# Record list

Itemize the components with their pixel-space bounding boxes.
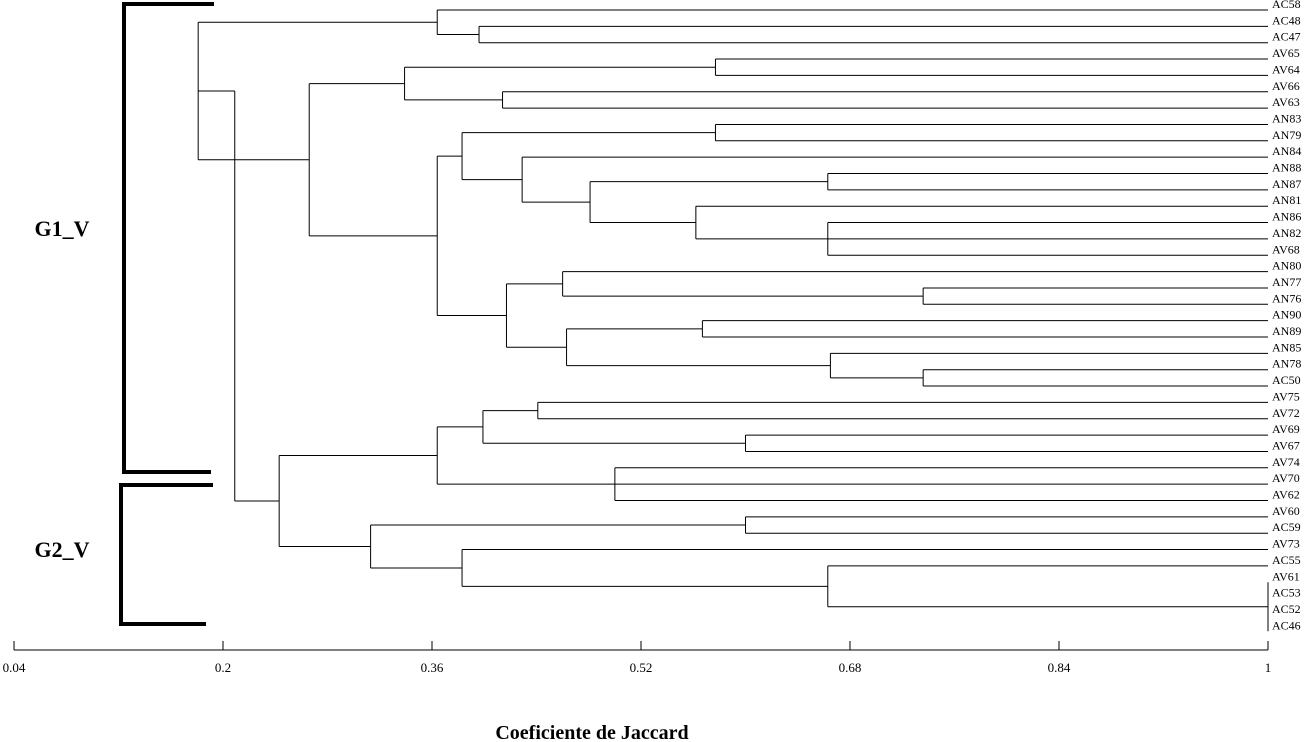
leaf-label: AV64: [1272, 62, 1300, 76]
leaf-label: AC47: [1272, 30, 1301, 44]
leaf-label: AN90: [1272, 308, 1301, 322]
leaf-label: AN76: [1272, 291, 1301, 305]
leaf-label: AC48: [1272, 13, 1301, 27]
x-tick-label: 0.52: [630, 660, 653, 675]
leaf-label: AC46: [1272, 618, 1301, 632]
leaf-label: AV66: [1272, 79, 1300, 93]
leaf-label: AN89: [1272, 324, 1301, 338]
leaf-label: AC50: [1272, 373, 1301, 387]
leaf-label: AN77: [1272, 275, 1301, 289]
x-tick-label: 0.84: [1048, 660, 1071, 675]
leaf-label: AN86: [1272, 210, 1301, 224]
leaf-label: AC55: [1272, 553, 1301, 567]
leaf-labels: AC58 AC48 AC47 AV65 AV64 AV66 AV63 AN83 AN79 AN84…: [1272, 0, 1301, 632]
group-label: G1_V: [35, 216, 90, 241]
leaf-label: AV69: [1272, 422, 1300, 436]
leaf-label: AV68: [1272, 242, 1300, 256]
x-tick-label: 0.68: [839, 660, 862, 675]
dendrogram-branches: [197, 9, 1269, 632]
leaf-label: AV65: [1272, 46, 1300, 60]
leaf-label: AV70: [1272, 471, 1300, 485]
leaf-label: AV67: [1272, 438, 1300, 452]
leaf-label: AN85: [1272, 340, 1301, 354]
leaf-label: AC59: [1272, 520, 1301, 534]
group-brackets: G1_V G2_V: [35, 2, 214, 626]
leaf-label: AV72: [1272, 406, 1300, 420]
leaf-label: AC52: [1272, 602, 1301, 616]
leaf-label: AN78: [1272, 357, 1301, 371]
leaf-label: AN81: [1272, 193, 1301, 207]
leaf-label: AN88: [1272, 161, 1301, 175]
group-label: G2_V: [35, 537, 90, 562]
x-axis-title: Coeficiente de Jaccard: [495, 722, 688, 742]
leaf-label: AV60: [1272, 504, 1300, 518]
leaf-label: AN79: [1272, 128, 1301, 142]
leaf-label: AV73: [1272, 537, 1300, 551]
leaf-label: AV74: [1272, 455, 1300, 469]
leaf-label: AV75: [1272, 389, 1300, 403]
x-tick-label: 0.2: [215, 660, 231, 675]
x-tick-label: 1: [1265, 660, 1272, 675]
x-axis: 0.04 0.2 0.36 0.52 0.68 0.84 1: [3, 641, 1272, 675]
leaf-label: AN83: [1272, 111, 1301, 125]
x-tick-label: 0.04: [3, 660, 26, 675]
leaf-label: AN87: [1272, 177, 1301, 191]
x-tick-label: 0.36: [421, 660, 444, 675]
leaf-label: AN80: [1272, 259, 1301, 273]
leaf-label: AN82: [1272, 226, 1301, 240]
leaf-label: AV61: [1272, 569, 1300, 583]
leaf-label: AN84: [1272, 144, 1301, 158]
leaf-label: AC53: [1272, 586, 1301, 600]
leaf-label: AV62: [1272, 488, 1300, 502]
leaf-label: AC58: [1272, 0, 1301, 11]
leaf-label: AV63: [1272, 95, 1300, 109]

# Description of the task
Rewrite all of the lines above, changing "group-label" to "cluster-label" everywhere it appears and keeping everything else the same. Omit the pictures from your answer.

# Task solution
Itemize the components with their pixel-space bounding boxes.
leaf-label: AV64: [1272, 62, 1300, 76]
leaf-label: AC47: [1272, 30, 1301, 44]
leaf-label: AN90: [1272, 308, 1301, 322]
leaf-label: AN76: [1272, 291, 1301, 305]
leaf-label: AC48: [1272, 13, 1301, 27]
x-tick-label: 0.52: [630, 660, 653, 675]
leaf-label: AC46: [1272, 618, 1301, 632]
leaf-label: AV66: [1272, 79, 1300, 93]
leaf-label: AN89: [1272, 324, 1301, 338]
leaf-label: AC50: [1272, 373, 1301, 387]
leaf-label: AN77: [1272, 275, 1301, 289]
x-tick-label: 0.84: [1048, 660, 1071, 675]
leaf-label: AN86: [1272, 210, 1301, 224]
leaf-label: AC55: [1272, 553, 1301, 567]
leaf-labels: AC58 AC48 AC47 AV65 AV64 AV66 AV63 AN83 AN79 AN84…: [1272, 0, 1301, 632]
cluster-label: G1_V: [35, 216, 90, 241]
leaf-label: AV69: [1272, 422, 1300, 436]
leaf-label: AV68: [1272, 242, 1300, 256]
x-tick-label: 0.68: [839, 660, 862, 675]
dendrogram-branches: [197, 9, 1269, 632]
leaf-label: AV65: [1272, 46, 1300, 60]
leaf-label: AV70: [1272, 471, 1300, 485]
leaf-label: AV67: [1272, 438, 1300, 452]
leaf-label: AN85: [1272, 340, 1301, 354]
leaf-label: AC59: [1272, 520, 1301, 534]
group-brackets: G1_V G2_V: [35, 2, 214, 626]
leaf-label: AV72: [1272, 406, 1300, 420]
leaf-label: AC52: [1272, 602, 1301, 616]
leaf-label: AN78: [1272, 357, 1301, 371]
leaf-label: AN81: [1272, 193, 1301, 207]
leaf-label: AN88: [1272, 161, 1301, 175]
cluster-label: G2_V: [35, 537, 90, 562]
x-axis-title: Coeficiente de Jaccard: [495, 722, 688, 742]
leaf-label: AV60: [1272, 504, 1300, 518]
leaf-label: AN79: [1272, 128, 1301, 142]
leaf-label: AV73: [1272, 537, 1300, 551]
leaf-label: AV74: [1272, 455, 1300, 469]
leaf-label: AV75: [1272, 389, 1300, 403]
x-tick-label: 0.2: [215, 660, 231, 675]
x-tick-label: 1: [1265, 660, 1272, 675]
x-axis: 0.04 0.2 0.36 0.52 0.68 0.84 1: [3, 641, 1272, 675]
leaf-label: AN83: [1272, 111, 1301, 125]
x-tick-label: 0.04: [3, 660, 26, 675]
leaf-label: AN87: [1272, 177, 1301, 191]
x-tick-label: 0.36: [421, 660, 444, 675]
leaf-label: AN80: [1272, 259, 1301, 273]
leaf-label: AN82: [1272, 226, 1301, 240]
leaf-label: AV61: [1272, 569, 1300, 583]
leaf-label: AN84: [1272, 144, 1301, 158]
leaf-label: AC53: [1272, 586, 1301, 600]
leaf-label: AV62: [1272, 488, 1300, 502]
leaf-label: AC58: [1272, 0, 1301, 11]
leaf-label: AV63: [1272, 95, 1300, 109]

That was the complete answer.